Task brief
Single out each line with the word "JSON" and copy it.

Dataset rows about figures
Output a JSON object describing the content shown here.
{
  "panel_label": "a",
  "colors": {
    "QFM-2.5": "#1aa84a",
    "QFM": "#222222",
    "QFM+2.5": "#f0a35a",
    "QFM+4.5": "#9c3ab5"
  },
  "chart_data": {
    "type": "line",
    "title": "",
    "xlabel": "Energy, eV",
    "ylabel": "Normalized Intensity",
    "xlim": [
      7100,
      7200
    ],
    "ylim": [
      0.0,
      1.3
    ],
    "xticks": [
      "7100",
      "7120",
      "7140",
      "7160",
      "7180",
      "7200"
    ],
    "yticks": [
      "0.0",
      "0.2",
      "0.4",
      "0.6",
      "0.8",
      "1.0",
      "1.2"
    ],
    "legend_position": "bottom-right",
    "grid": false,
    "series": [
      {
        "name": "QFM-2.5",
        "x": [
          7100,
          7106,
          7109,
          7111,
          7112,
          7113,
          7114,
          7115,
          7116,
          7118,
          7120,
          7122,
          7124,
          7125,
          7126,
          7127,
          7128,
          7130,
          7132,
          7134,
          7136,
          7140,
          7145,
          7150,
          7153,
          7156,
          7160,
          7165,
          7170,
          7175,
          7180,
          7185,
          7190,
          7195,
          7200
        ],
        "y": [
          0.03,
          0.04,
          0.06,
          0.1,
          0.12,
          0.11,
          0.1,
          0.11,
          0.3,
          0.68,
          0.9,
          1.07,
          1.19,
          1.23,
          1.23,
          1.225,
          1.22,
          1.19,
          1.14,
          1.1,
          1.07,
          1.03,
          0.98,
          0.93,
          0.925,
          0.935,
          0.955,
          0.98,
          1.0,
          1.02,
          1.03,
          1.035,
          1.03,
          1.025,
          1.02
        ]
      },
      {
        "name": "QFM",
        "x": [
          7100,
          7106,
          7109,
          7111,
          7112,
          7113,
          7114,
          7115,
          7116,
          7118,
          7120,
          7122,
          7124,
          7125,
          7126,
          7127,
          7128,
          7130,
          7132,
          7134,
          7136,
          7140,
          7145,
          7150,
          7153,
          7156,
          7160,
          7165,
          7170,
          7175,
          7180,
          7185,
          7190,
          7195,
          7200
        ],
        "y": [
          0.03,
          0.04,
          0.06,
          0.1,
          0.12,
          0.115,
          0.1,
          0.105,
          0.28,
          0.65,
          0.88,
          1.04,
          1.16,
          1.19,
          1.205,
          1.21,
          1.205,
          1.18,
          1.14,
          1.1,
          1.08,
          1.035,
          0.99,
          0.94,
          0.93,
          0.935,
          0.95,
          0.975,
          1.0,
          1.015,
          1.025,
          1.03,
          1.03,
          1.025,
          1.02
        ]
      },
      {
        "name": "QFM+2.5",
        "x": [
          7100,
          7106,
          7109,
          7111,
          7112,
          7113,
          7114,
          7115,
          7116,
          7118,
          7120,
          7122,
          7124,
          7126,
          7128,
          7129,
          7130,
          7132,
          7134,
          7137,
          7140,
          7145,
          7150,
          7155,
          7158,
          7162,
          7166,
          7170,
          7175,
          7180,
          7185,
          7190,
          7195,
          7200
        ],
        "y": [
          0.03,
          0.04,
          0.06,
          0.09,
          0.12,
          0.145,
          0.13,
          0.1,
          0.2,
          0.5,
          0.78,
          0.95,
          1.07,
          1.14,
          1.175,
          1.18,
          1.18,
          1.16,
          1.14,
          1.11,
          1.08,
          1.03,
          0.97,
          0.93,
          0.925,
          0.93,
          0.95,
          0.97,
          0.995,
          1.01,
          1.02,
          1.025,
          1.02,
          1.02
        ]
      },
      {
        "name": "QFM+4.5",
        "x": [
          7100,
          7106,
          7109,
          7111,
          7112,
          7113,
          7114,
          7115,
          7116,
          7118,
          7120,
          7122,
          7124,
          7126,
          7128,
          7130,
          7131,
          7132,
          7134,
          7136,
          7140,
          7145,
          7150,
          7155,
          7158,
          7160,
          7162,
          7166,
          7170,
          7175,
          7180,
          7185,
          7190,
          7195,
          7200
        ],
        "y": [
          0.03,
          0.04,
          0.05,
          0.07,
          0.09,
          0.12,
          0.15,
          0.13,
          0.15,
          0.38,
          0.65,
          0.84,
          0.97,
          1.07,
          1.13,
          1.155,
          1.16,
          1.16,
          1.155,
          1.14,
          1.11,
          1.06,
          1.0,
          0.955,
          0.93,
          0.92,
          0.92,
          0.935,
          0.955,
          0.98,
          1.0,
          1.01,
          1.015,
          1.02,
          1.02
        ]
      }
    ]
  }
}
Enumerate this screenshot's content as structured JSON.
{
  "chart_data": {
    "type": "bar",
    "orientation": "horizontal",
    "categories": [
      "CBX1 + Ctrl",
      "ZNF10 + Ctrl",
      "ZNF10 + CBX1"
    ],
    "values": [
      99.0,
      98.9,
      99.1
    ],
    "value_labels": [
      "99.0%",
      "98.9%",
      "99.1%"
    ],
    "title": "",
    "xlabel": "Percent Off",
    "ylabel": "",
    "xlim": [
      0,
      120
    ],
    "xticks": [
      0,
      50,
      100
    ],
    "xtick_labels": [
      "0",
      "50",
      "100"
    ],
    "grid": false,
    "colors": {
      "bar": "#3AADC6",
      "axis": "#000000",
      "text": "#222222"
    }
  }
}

...

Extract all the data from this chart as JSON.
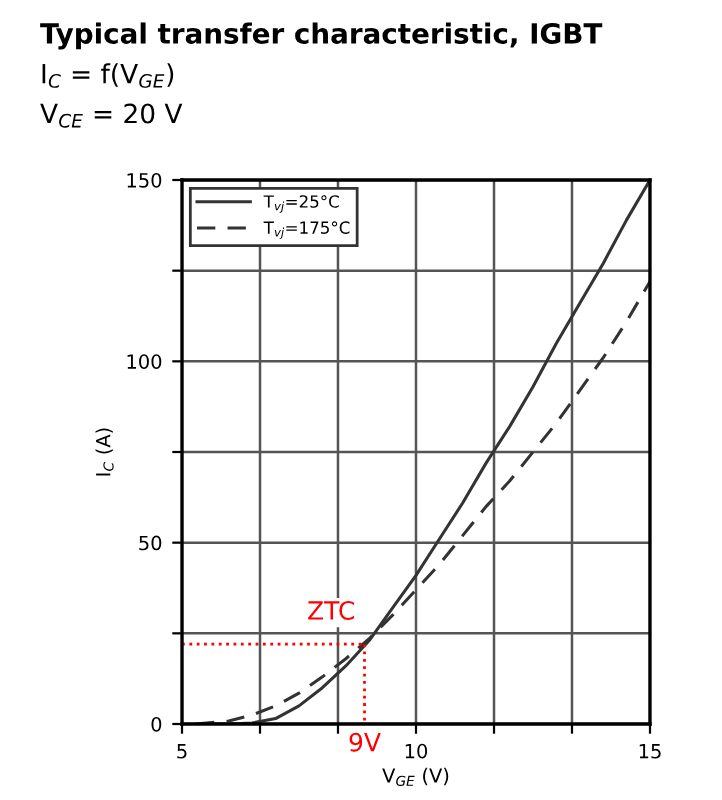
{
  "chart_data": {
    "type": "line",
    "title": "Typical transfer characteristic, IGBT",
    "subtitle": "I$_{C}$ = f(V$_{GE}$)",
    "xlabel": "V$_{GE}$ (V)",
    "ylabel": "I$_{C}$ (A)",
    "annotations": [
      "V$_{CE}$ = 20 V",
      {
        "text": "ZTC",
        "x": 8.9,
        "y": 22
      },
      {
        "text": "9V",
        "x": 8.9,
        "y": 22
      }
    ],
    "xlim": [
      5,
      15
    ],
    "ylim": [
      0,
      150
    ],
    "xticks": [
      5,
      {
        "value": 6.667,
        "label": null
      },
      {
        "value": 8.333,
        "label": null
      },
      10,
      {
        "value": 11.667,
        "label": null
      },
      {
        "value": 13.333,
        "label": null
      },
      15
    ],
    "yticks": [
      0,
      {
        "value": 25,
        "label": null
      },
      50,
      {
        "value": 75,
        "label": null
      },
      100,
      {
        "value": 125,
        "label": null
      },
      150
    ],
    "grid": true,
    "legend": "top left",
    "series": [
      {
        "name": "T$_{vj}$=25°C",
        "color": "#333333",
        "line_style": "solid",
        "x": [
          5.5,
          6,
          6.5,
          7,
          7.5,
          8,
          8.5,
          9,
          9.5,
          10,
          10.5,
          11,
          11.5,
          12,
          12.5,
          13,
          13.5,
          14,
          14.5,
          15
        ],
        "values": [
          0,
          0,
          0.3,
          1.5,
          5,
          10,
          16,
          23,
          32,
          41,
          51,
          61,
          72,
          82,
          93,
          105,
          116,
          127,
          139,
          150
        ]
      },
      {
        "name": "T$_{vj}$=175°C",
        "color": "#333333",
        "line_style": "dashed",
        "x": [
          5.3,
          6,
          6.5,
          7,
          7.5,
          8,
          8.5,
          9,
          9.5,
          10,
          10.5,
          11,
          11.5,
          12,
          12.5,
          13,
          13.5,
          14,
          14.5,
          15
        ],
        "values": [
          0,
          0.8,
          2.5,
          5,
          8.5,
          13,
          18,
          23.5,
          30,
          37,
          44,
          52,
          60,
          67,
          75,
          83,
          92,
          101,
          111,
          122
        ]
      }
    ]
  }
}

* * *

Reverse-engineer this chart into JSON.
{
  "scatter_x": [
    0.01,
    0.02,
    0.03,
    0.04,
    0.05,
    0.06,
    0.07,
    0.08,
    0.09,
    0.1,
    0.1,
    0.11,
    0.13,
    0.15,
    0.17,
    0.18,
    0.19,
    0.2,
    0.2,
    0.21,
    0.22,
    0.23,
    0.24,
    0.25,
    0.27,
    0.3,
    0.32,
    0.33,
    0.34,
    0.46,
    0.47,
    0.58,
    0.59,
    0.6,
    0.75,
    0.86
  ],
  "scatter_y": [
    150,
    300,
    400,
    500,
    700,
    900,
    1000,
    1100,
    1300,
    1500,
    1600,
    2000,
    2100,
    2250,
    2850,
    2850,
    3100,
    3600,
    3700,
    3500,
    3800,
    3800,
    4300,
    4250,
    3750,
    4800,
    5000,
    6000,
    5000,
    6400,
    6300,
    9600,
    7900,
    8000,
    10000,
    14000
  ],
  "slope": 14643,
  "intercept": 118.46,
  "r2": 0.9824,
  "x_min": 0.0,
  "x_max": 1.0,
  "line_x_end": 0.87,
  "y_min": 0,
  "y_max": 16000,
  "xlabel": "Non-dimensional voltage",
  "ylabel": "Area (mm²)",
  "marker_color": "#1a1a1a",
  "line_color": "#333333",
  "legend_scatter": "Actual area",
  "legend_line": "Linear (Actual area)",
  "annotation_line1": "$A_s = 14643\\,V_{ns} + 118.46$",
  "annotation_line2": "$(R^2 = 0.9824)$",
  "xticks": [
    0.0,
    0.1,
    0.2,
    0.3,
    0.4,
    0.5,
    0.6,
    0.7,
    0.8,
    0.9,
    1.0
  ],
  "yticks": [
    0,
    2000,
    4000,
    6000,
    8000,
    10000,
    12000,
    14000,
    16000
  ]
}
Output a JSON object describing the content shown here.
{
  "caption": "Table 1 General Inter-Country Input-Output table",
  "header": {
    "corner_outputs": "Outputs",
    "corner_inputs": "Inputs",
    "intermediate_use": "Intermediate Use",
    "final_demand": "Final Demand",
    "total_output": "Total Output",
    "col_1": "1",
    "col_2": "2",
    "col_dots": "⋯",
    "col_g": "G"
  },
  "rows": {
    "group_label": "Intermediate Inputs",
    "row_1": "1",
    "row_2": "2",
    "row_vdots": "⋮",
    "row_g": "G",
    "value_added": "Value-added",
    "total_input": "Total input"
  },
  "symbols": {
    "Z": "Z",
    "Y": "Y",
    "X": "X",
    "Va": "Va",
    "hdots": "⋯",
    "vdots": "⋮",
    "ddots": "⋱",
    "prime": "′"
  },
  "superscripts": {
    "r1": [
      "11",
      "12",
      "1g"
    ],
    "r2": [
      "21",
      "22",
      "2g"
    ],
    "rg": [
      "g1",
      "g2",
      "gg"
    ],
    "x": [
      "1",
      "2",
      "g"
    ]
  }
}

Response
Output a JSON object describing the content shown here.
Enumerate this screenshot's content as structured JSON.
Extract all the data from this chart as JSON.
Reverse-engineer this chart into JSON.
Output a JSON object describing the content shown here.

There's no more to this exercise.